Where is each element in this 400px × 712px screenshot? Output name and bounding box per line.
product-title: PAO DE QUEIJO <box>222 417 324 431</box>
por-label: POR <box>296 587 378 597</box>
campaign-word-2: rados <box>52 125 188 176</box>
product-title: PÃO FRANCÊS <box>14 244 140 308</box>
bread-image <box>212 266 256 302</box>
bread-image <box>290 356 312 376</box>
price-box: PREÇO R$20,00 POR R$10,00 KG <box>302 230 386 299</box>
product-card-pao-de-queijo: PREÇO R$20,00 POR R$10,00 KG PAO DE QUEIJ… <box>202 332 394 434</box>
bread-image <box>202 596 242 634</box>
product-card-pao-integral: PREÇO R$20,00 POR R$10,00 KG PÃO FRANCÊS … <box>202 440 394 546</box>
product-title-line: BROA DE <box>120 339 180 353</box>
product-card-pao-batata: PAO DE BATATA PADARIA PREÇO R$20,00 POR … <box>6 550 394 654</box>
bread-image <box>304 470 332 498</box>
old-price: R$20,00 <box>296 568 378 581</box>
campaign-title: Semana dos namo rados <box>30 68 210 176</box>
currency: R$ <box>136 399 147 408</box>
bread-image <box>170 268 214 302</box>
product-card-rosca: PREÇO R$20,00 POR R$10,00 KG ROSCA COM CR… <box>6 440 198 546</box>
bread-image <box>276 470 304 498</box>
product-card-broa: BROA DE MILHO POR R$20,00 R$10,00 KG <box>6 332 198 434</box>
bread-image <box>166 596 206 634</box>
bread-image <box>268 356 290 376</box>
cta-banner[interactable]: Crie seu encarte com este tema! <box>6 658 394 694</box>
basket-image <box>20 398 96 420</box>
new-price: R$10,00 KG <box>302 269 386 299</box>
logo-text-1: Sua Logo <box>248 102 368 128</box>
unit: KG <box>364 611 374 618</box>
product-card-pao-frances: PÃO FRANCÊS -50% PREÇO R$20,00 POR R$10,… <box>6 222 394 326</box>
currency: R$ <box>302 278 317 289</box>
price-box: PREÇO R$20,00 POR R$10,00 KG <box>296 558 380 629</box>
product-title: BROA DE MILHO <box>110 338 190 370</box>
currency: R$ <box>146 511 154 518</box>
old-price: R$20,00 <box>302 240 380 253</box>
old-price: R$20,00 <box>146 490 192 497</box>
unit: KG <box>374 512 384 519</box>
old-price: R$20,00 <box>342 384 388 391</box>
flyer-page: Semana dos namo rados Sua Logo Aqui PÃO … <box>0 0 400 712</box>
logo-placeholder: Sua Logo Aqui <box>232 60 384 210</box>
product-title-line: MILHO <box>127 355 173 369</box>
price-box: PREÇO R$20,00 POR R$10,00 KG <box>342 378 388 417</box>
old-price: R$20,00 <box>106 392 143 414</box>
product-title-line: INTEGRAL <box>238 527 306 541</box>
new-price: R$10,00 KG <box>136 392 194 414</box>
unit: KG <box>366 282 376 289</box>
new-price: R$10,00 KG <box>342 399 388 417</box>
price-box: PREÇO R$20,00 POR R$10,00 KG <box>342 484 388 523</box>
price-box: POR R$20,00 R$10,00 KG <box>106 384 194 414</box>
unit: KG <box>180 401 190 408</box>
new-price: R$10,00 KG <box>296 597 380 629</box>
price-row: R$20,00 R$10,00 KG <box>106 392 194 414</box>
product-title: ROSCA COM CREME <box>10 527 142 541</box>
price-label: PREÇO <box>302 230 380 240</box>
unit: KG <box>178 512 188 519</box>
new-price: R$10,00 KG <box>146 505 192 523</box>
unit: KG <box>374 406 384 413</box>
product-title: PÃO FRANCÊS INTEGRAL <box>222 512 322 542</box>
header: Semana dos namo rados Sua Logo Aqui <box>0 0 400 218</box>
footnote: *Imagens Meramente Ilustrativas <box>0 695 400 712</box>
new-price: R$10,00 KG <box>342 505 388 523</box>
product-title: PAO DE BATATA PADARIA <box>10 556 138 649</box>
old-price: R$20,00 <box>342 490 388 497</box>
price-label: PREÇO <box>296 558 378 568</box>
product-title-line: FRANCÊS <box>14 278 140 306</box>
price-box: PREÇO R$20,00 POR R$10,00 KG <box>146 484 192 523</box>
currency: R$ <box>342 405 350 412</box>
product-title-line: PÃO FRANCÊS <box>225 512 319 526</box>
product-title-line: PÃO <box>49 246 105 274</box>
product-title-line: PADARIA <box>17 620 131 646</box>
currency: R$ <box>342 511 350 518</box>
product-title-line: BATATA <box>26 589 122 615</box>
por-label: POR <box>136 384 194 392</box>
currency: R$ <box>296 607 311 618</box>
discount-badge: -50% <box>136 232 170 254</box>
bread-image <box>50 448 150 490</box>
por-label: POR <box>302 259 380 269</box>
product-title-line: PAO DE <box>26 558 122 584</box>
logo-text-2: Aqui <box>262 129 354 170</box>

REQUIRED TASK: Retype the lines above exactly, starting with the very first one and stopping after the line that contains "campaign-title: Semana dos".

ANSWER BELOW:
Where is each element in this 400px × 712px screenshot? Output name and bounding box per line.
product-title: PAO DE QUEIJO <box>222 417 324 431</box>
por-label: POR <box>296 587 378 597</box>
campaign-word-2: rados <box>52 125 188 176</box>
product-title: PÃO FRANCÊS <box>14 244 140 308</box>
bread-image <box>212 266 256 302</box>
bread-image <box>290 356 312 376</box>
price-box: PREÇO R$20,00 POR R$10,00 KG <box>302 230 386 299</box>
product-card-pao-de-queijo: PREÇO R$20,00 POR R$10,00 KG PAO DE QUEIJ… <box>202 332 394 434</box>
bread-image <box>202 596 242 634</box>
product-card-pao-integral: PREÇO R$20,00 POR R$10,00 KG PÃO FRANCÊS … <box>202 440 394 546</box>
product-title-line: BROA DE <box>120 339 180 353</box>
product-card-pao-batata: PAO DE BATATA PADARIA PREÇO R$20,00 POR … <box>6 550 394 654</box>
bread-image <box>304 470 332 498</box>
old-price: R$20,00 <box>296 568 378 581</box>
campaign-title: Semana dos namo rados <box>30 68 210 176</box>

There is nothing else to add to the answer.